Travail demandé>
1. D’après l’extrait du texte, quelle est la durée maximale de la procédure accélérée d’examen de la demande d’asile ?
2. Reformulez sous forme de liste le paragraphe de l’extrait du texte commençant par « Durant ces 7 jours », en conservant ses informations principales.
3. Pour chacune des affirmations suivantes, indiquez si elle concorde avec l’extrait du texte, par oui ou par non, en citant les mots décisifs de celui-ci : (a) les textes adoptés devront être transposés dans le droit national ; (b) les enfants voyageant avec leur famille sont concernés par le filtrage dès l’âge de 6 ans ; (c) le Parlement européen a adopté les textes à une large majorité.

Extrait du texte>

· · ·

Ce pacte se situe dans une logique analogue à celle de la loi « asile/immigration » adopté en France en décembre dernier et G. Darmanin a même anticipé certaines de ses dispositions. Ce n’est qu’une nouvelle étape de fuite en avant dans la construction de l’Europe forteresse dont le durcissement s’accélère depuis la fameuse « crise » de 2015/2016[1]. C’est pour l’essentiel la reprise, en pire, de propositions plus anciennes qui n’avait pas pu être adoptées sous la précédente législature en raison du blocage du Parlement européen (8ème législature - 2014/2019). Cette fois, certes seulement avec une courte majorité, le Parlement européen a cédé à la logique des Etats membres. Les textes adoptés sont presque tous des règlements européens et seront donc applicables sans transposition dans le droit national (entrée en vigueur annoncée pour 2026). La logique est toujours la même : durcir encore et encore le contrôle aux frontières ; faciliter les refoulements, l’enfermement, et les expulsions ; rendre encore plus difficile l’accès au territoire européen notamment des demandeurs d’asile et s’éloigner de plus en plus de l’application des conventions internationales.

L’un des dispositifs les plus hallucinants est la création d’une procédure de filtrage (sic) permettant d’examiner dans un délai de sept jours la situation de toute personne étrangère se présentant aux frontières de l’Union européenne (UE) sans remplir les conditions d’entrée sur le territoire européen[2]. Même les enfants voyageant avec leur famille seront concernés dès l’âge de 6 ans et les mineurs non accompagnés dès lors que les autorités de l’Etat se chargeant du filtrage considéreront qu’il peut constituer un « danger pour la sécurité nationale ou l’ordre public ».

Ces personnes seront fictivement considérées comme n’ayant pas pénétré sur le territoire européen selon le modèle, que le ministère de l’Intérieur français est fier d’avoir fait accepter au niveau européen, des zones d’attente françaises qui existent notamment dans les zones aéroportuaires. Dit autrement chaque Etat sera libre de créer des zones d’extra-territorialité où, pour l’essentiel, les droits nationaux et européen ne seront pas applicables.

Durant ces 7 jours, les personnes seront identifiées, fichées avec une collecte de « données biométriques »[3] et « des contrôles de santé et de sécurité » seront opérés via l’interrogation des différents systèmes de données[4] pouvant concerner de près ou de loin une personne  étrangère quel que soit son statut. Certes, une attention particulière sera accordée aux personnes « vulnérables ».

Un premier filtrage, ou plus exactement un premier tri, sera ensuite effectué entre les personnes qui pourront être orientés vers le système d’asile et celles qui devront être dirigées vers les autorités chargées des retours pour  lesquels FRONTEX verra son rôle renforcé.

Celles et ceux qui seront orientés vers l’asile n’en seront pas pour autant au bout de leur peine. Un nouveau tri sera ensuite effectué entre celles et ceux qui seront jugés peu susceptibles d’obtenir une protection internationale, c’est-à-dire celles et ceux qui viendront d’un pays dont moins de 20 % (en moyenne au sein des pays de l’UE) des ressortissants ont obtenu une protection internationale[5].  Leur demande d’asile sera alors examinée dans le cadre d’une procédure accélérée d’une durée maximum de douze semaines. Autant dire que la Convention de Genève n’est plus vraiment appliquée puisque celle-ci demande un examen de chaque situation de façon et non en fonction du pays d’origine.

· · ·

Section des données>

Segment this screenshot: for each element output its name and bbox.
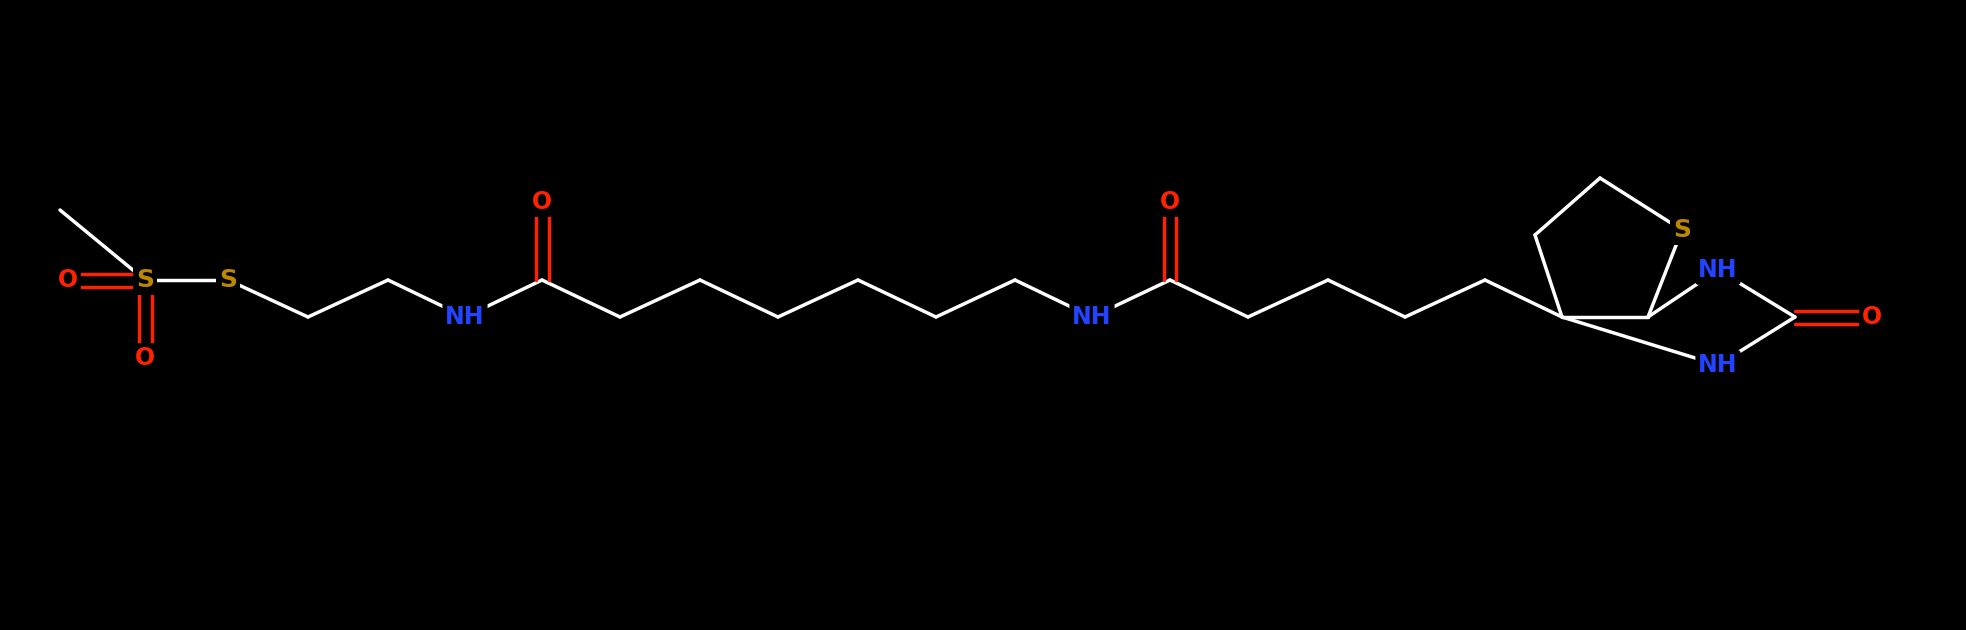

· · ·

Corrigé des consignes>
1. Douze semaines au maximum.

2.
Pendant les sept jours du filtrage :
- les personnes sont identifiées et fichées, avec une collecte de « données biométriques » ;
- des « contrôles de santé et de sécurité » sont opérés par l’interrogation des différents systèmes de données pouvant concerner une personne étrangère, quel que soit son statut ;
- une attention particulière est accordée aux personnes « vulnérables ».

3.
(a) Non : « seront donc applicables sans transposition dans le droit national ».
(b) Oui : « Même les enfants voyageant avec leur famille seront concernés dès l’âge de 6 ans ».
(c) Non : « certes seulement avec une courte majorité ».